EXERCISE INSTRUCTIONS ::
The data below needs to be returned exactly, line for line.

• • • •

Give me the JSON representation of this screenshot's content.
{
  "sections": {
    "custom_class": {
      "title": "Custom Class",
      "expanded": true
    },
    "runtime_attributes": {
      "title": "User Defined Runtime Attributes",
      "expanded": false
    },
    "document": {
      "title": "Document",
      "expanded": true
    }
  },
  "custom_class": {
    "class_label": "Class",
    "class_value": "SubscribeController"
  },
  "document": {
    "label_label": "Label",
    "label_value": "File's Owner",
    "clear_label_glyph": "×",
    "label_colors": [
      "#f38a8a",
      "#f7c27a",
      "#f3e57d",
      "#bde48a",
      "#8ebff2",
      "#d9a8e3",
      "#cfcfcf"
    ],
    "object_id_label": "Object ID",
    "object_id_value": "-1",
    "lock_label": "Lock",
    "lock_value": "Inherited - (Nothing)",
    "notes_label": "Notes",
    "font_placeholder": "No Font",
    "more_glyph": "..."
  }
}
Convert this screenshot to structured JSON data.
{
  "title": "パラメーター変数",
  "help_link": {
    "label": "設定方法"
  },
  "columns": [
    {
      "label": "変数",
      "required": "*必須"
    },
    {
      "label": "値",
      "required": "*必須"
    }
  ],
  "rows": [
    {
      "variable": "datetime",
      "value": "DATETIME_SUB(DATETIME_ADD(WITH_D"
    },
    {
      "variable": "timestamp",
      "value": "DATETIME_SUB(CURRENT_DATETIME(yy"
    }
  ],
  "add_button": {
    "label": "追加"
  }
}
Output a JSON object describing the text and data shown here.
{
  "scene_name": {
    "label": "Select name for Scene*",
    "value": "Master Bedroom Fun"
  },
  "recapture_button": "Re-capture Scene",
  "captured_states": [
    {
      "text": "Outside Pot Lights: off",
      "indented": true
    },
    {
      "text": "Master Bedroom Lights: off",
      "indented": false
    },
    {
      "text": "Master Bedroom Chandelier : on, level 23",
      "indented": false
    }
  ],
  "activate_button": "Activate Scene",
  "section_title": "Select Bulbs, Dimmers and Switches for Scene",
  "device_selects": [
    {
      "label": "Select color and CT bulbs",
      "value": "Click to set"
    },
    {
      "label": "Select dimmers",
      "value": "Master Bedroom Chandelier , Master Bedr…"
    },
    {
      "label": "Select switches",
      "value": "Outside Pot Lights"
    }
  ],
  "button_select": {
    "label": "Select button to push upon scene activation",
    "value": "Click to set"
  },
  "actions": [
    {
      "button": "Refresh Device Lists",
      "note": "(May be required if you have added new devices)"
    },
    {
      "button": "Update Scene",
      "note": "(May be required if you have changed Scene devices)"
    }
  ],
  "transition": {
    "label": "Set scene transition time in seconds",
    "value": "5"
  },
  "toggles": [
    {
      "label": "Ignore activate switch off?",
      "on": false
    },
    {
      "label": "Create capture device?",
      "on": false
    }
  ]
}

• • • •

FULL ANSWER ::
Give me the JSON representation of this screenshot's content.
{
  "sections": {
    "custom_class": {
      "title": "Custom Class",
      "expanded": true
    },
    "runtime_attributes": {
      "title": "User Defined Runtime Attributes",
      "expanded": false
    },
    "document": {
      "title": "Document",
      "expanded": true
    }
  },
  "custom_class": {
    "class_label": "Class",
    "class_value": "SubscribeController"
  },
  "document": {
    "label_label": "Label",
    "label_value": "File's Owner",
    "clear_label_glyph": "×",
    "label_colors": [
      "#f38a8a",
      "#f7c27a",
      "#f3e57d",
      "#bde48a",
      "#8ebff2",
      "#d9a8e3",
      "#cfcfcf"
    ],
    "object_id_label": "Object ID",
    "object_id_value": "-1",
    "lock_label": "Lock",
    "lock_value": "Inherited - (Nothing)",
    "notes_label": "Notes",
    "font_placeholder": "No Font",
    "more_glyph": "..."
  }
}
Convert this screenshot to structured JSON data.
{
  "title": "パラメーター変数",
  "help_link": {
    "label": "設定方法"
  },
  "columns": [
    {
      "label": "変数",
      "required": "*必須"
    },
    {
      "label": "値",
      "required": "*必須"
    }
  ],
  "rows": [
    {
      "variable": "datetime",
      "value": "DATETIME_SUB(DATETIME_ADD(WITH_D"
    },
    {
      "variable": "timestamp",
      "value": "DATETIME_SUB(CURRENT_DATETIME(yy"
    }
  ],
  "add_button": {
    "label": "追加"
  }
}
Output a JSON object describing the text and data shown here.
{
  "scene_name": {
    "label": "Select name for Scene*",
    "value": "Master Bedroom Fun"
  },
  "recapture_button": "Re-capture Scene",
  "captured_states": [
    {
      "text": "Outside Pot Lights: off",
      "indented": true
    },
    {
      "text": "Master Bedroom Lights: off",
      "indented": false
    },
    {
      "text": "Master Bedroom Chandelier : on, level 23",
      "indented": false
    }
  ],
  "activate_button": "Activate Scene",
  "section_title": "Select Bulbs, Dimmers and Switches for Scene",
  "device_selects": [
    {
      "label": "Select color and CT bulbs",
      "value": "Click to set"
    },
    {
      "label": "Select dimmers",
      "value": "Master Bedroom Chandelier , Master Bedr…"
    },
    {
      "label": "Select switches",
      "value": "Outside Pot Lights"
    }
  ],
  "button_select": {
    "label": "Select button to push upon scene activation",
    "value": "Click to set"
  },
  "actions": [
    {
      "button": "Refresh Device Lists",
      "note": "(May be required if you have added new devices)"
    },
    {
      "button": "Update Scene",
      "note": "(May be required if you have changed Scene devices)"
    }
  ],
  "transition": {
    "label": "Set scene transition time in seconds",
    "value": "5"
  },
  "toggles": [
    {
      "label": "Ignore activate switch off?",
      "on": false
    },
    {
      "label": "Create capture device?",
      "on": false
    }
  ]
}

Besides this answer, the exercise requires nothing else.